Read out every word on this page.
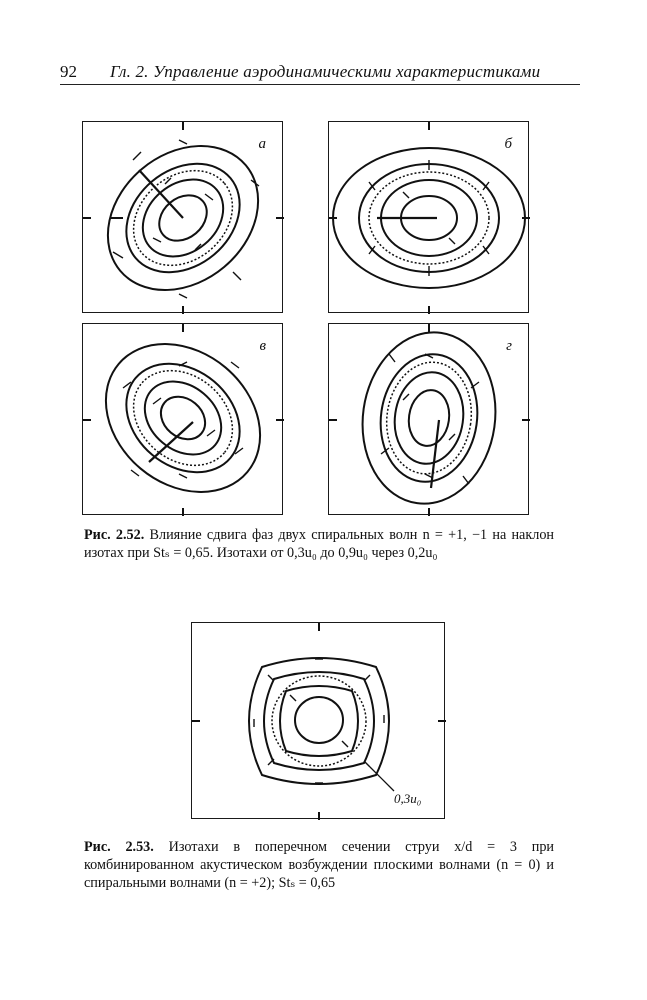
92 Гл. 2. Управление аэродинамическими характеристиками
а	б
в	г
Рис. 2.52. Влияние сдвига фаз двух спиральных волн n = +1, −1 на наклон изотах при Stₛ = 0,65. Изотахи от 0,3u₀ до 0,9u₀ через 0,2u₀
0,3u₀
Рис. 2.53. Изотахи в поперечном сечении струи x/d = 3 при комбинированном акустическом возбуждении плоскими волнами (n = 0) и спиральными волнами (n = +2); Stₛ = 0,65
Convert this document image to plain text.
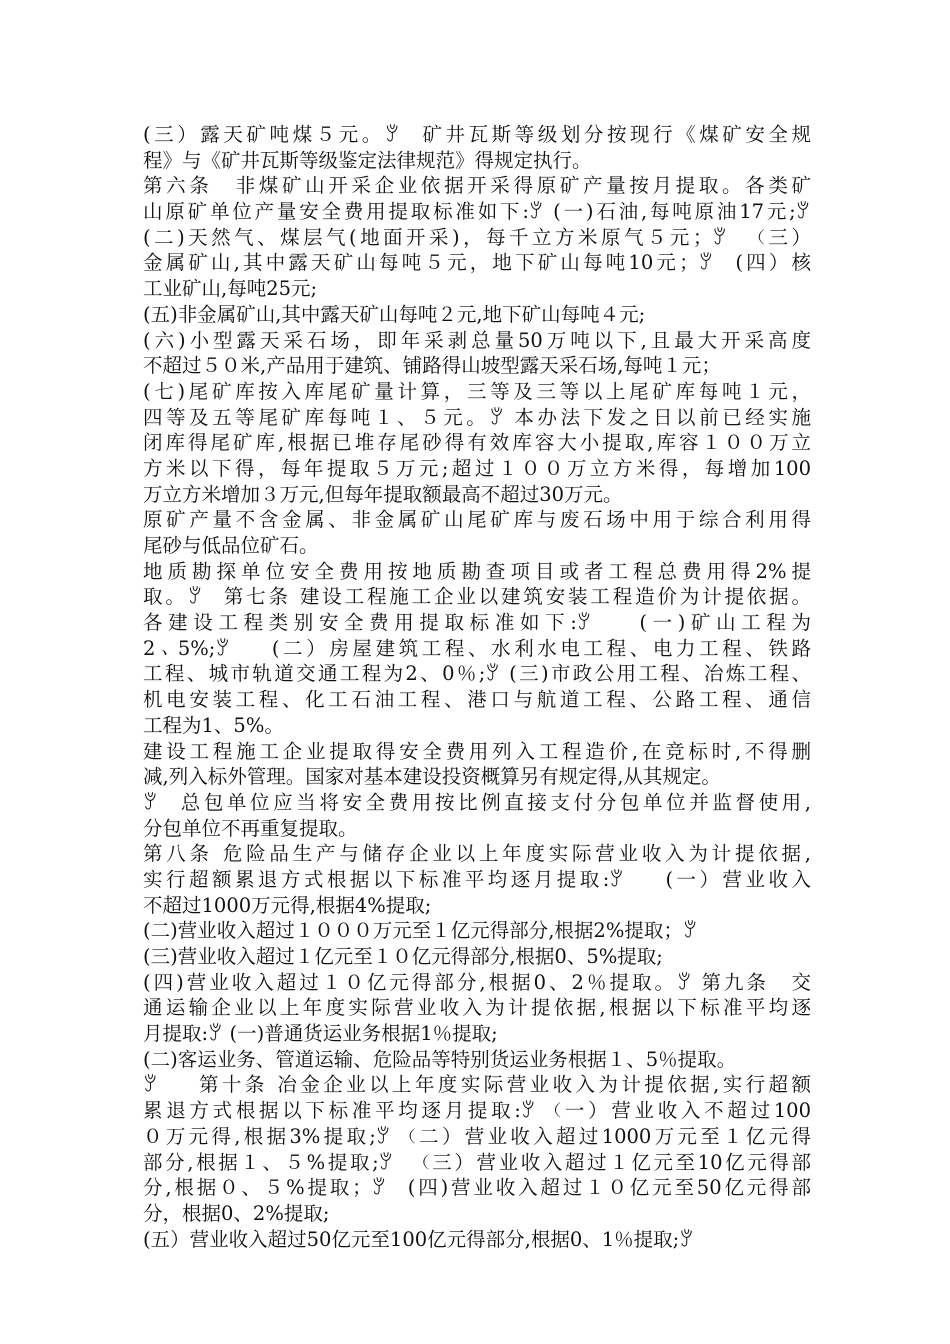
(三）露天矿吨煤５元。ꇠ　矿井瓦斯等级划分按现行《煤矿安全规
程》与《矿井瓦斯等级鉴定法律规范》得规定执行。
第六条　非煤矿山开采企业依据开采得原矿产量按月提取。各类矿
山原矿单位产量安全费用提取标准如下:ꇠ (一)石油,每吨原油17元;ꇠ
(二)天然气、煤层气(地面开采)，每千立方米原气５元；ꇠ　（三）
金属矿山,其中露天矿山每吨５元，地下矿山每吨10元；ꇠ　(四）核
工业矿山,每吨25元;
(五)非金属矿山,其中露天矿山每吨２元,地下矿山每吨４元;
(六)小型露天采石场，即年采剥总量50万吨以下,且最大开采高度
不超过５０米,产品用于建筑、铺路得山坡型露天采石场,每吨１元；
(七)尾矿库按入库尾矿量计算，三等及三等以上尾矿库每吨１元，
四等及五等尾矿库每吨１、５元。ꇠ 本办法下发之日以前已经实施
闭库得尾矿库,根据已堆存尾砂得有效库容大小提取,库容１００万立
方米以下得，每年提取５万元;超过１００万立方米得，每增加100
万立方米增加３万元,但每年提取额最高不超过30万元。
原矿产量不含金属、非金属矿山尾矿库与废石场中用于综合利用得
尾砂与低品位矿石。
地质勘探单位安全费用按地质勘查项目或者工程总费用得2%提
取。ꇠ　第七条 建设工程施工企业以建筑安装工程造价为计提依据。
各建设工程类别安全费用提取标准如下:ꇠ　　(一)矿山工程为
2、5%;ꇠ　　(二）房屋建筑工程、水利水电工程、电力工程、铁路
工程、城市轨道交通工程为2、0％;ꇠ (三)市政公用工程、冶炼工程、
机电安装工程、化工石油工程、港口与航道工程、公路工程、通信
工程为1、5%。
建设工程施工企业提取得安全费用列入工程造价,在竞标时,不得删
减,列入标外管理。国家对基本建设投资概算另有规定得,从其规定。
ꇠ　总包单位应当将安全费用按比例直接支付分包单位并监督使用,
分包单位不再重复提取。
第八条 危险品生产与储存企业以上年度实际营业收入为计提依据,
实行超额累退方式根据以下标准平均逐月提取:ꇠ　　(一）营业收入
不超过1000万元得,根据4%提取;
(二)营业收入超过１０００万元至１亿元得部分,根据2%提取；ꇠ
(三)营业收入超过１亿元至１０亿元得部分,根据0、5%提取;
(四)营业收入超过１０亿元得部分,根据0、2％提取。ꇠ 第九条　交
通运输企业以上年度实际营业收入为计提依据,根据以下标准平均逐
月提取:ꇠ (一)普通货运业务根据1％提取;
(二)客运业务、管道运输、危险品等特别货运业务根据１、5％提取。
ꇠ　　第十条 冶金企业以上年度实际营业收入为计提依据,实行超额
累退方式根据以下标准平均逐月提取:ꇠ （一）营业收入不超过100
０万元得,根据3%提取;ꇠ （二）营业收入超过1000万元至１亿元得
部分,根据１、５%提取;ꇠ　（三）营业收入超过１亿元至10亿元得部
分,根据０、５%提取；ꇠ　(四)营业收入超过１０亿元至50亿元得部
分，根据0、2%提取;
(五）营业收入超过50亿元至100亿元得部分,根据0、1％提取;ꇠ
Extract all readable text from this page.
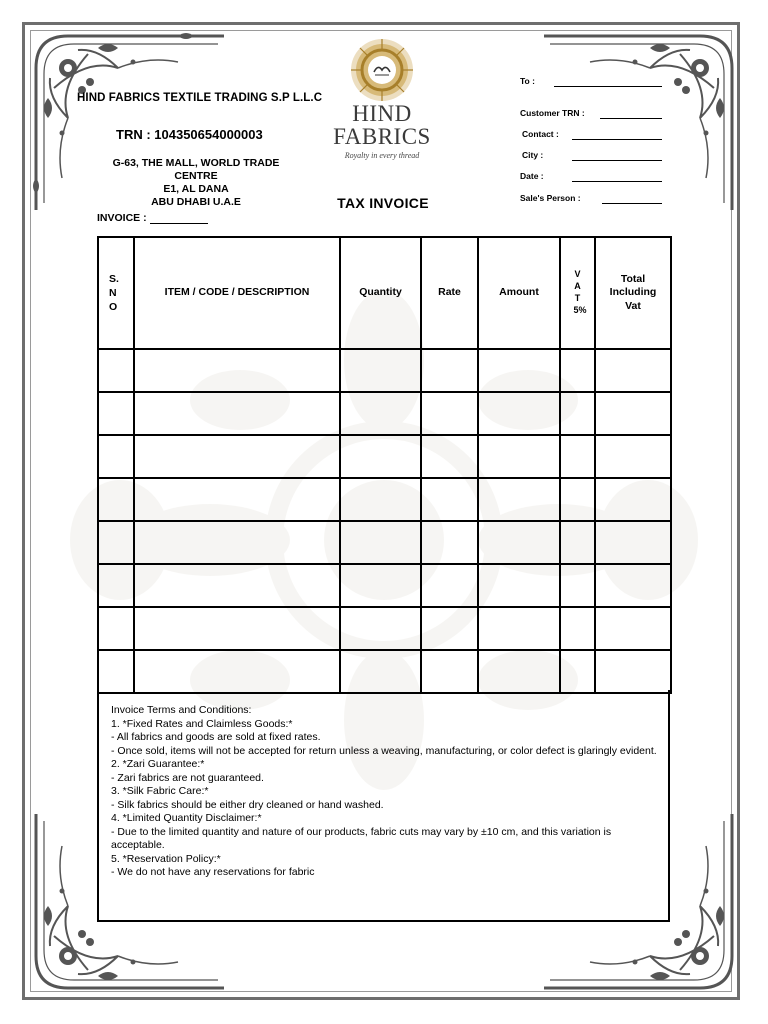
HIND FABRICS TEXTILE TRADING S.P L.L.C
TRN : 104350654000003
G-63, THE MALL, WORLD TRADE CENTRE
E1, AL DANA
ABU DHABI U.A.E
INVOICE :
HIND
FABRICS
Royalty in every thread
TAX INVOICE
To :
Customer TRN :
Contact :
City :
Date :
Sale's Person :
S. N O	ITEM / CODE / DESCRIPTION	Quantity	Rate	Amount	VAT5%	Total Including Vat

Invoice Terms and Conditions:

1. *Fixed Rates and Claimless Goods:*

- All fabrics and goods are sold at fixed rates.

- Once sold, items will not be accepted for return unless a weaving, manufacturing, or color defect is glaringly evident.

2. *Zari Guarantee:*

- Zari fabrics are not guaranteed.

3. *Silk Fabric Care:*

- Silk fabrics should be either dry cleaned or hand washed.

4. *Limited Quantity Disclaimer:*

- Due to the limited quantity and nature of our products, fabric cuts may vary by ±10 cm, and this variation is acceptable.

5. *Reservation Policy:*

- We do not have any reservations for fabric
__________
_Given request:_
Every line of text is to be repeated exactly; pictures are left out.

_Answer below:_
Read out every word on this page.
92 Гл. 2. Управление аэродинамическими характеристиками
а	б
в	г
Рис. 2.52. Влияние сдвига фаз двух спиральных волн n = +1, −1 на наклон изотах при Stₛ = 0,65. Изотахи от 0,3u₀ до 0,9u₀ через 0,2u₀
0,3u₀
Рис. 2.53. Изотахи в поперечном сечении струи x/d = 3 при комбинированном акустическом возбуждении плоскими волнами (n = 0) и спиральными волнами (n = +2); Stₛ = 0,65
Convert this document image to plain text.
(三）露天矿吨煤５元。ꇠ　矿井瓦斯等级划分按现行《煤矿安全规
程》与《矿井瓦斯等级鉴定法律规范》得规定执行。
第六条　非煤矿山开采企业依据开采得原矿产量按月提取。各类矿
山原矿单位产量安全费用提取标准如下:ꇠ (一)石油,每吨原油17元;ꇠ
(二)天然气、煤层气(地面开采)，每千立方米原气５元；ꇠ　（三）
金属矿山,其中露天矿山每吨５元，地下矿山每吨10元；ꇠ　(四）核
工业矿山,每吨25元;
(五)非金属矿山,其中露天矿山每吨２元,地下矿山每吨４元;
(六)小型露天采石场，即年采剥总量50万吨以下,且最大开采高度
不超过５０米,产品用于建筑、铺路得山坡型露天采石场,每吨１元；
(七)尾矿库按入库尾矿量计算，三等及三等以上尾矿库每吨１元，
四等及五等尾矿库每吨１、５元。ꇠ 本办法下发之日以前已经实施
闭库得尾矿库,根据已堆存尾砂得有效库容大小提取,库容１００万立
方米以下得，每年提取５万元;超过１００万立方米得，每增加100
万立方米增加３万元,但每年提取额最高不超过30万元。
原矿产量不含金属、非金属矿山尾矿库与废石场中用于综合利用得
尾砂与低品位矿石。
地质勘探单位安全费用按地质勘查项目或者工程总费用得2%提
取。ꇠ　第七条 建设工程施工企业以建筑安装工程造价为计提依据。
各建设工程类别安全费用提取标准如下:ꇠ　　(一)矿山工程为
2、5%;ꇠ　　(二）房屋建筑工程、水利水电工程、电力工程、铁路
工程、城市轨道交通工程为2、0％;ꇠ (三)市政公用工程、冶炼工程、
机电安装工程、化工石油工程、港口与航道工程、公路工程、通信
工程为1、5%。
建设工程施工企业提取得安全费用列入工程造价,在竞标时,不得删
减,列入标外管理。国家对基本建设投资概算另有规定得,从其规定。
ꇠ　总包单位应当将安全费用按比例直接支付分包单位并监督使用,
分包单位不再重复提取。
第八条 危险品生产与储存企业以上年度实际营业收入为计提依据,
实行超额累退方式根据以下标准平均逐月提取:ꇠ　　(一）营业收入
不超过1000万元得,根据4%提取;
(二)营业收入超过１０００万元至１亿元得部分,根据2%提取；ꇠ
(三)营业收入超过１亿元至１０亿元得部分,根据0、5%提取;
(四)营业收入超过１０亿元得部分,根据0、2％提取。ꇠ 第九条　交
通运输企业以上年度实际营业收入为计提依据,根据以下标准平均逐
月提取:ꇠ (一)普通货运业务根据1％提取;
(二)客运业务、管道运输、危险品等特别货运业务根据１、5％提取。
ꇠ　　第十条 冶金企业以上年度实际营业收入为计提依据,实行超额
累退方式根据以下标准平均逐月提取:ꇠ （一）营业收入不超过100
０万元得,根据3%提取;ꇠ （二）营业收入超过1000万元至１亿元得
部分,根据１、５%提取;ꇠ　（三）营业收入超过１亿元至10亿元得部
分,根据０、５%提取；ꇠ　(四)营业收入超过１０亿元至50亿元得部
分，根据0、2%提取;
(五）营业收入超过50亿元至100亿元得部分,根据0、1％提取;ꇠ
Extract all readable text from this page.
HIND FABRICS TEXTILE TRADING S.P L.L.C
TRN : 104350654000003
G-63, THE MALL, WORLD TRADE CENTRE
E1, AL DANA
ABU DHABI U.A.E
INVOICE :
HIND
FABRICS
Royalty in every thread
TAX INVOICE
To :
Customer TRN :
Contact :
City :
Date :
Sale's Person :
S. N O	ITEM / CODE / DESCRIPTION	Quantity	Rate	Amount	VAT5%	Total Including Vat

Invoice Terms and Conditions:

1. *Fixed Rates and Claimless Goods:*

- All fabrics and goods are sold at fixed rates.

- Once sold, items will not be accepted for return unless a weaving, manufacturing, or color defect is glaringly evident.

2. *Zari Guarantee:*

- Zari fabrics are not guaranteed.

3. *Silk Fabric Care:*

- Silk fabrics should be either dry cleaned or hand washed.

4. *Limited Quantity Disclaimer:*

- Due to the limited quantity and nature of our products, fabric cuts may vary by ±10 cm, and this variation is acceptable.

5. *Reservation Policy:*

- We do not have any reservations for fabric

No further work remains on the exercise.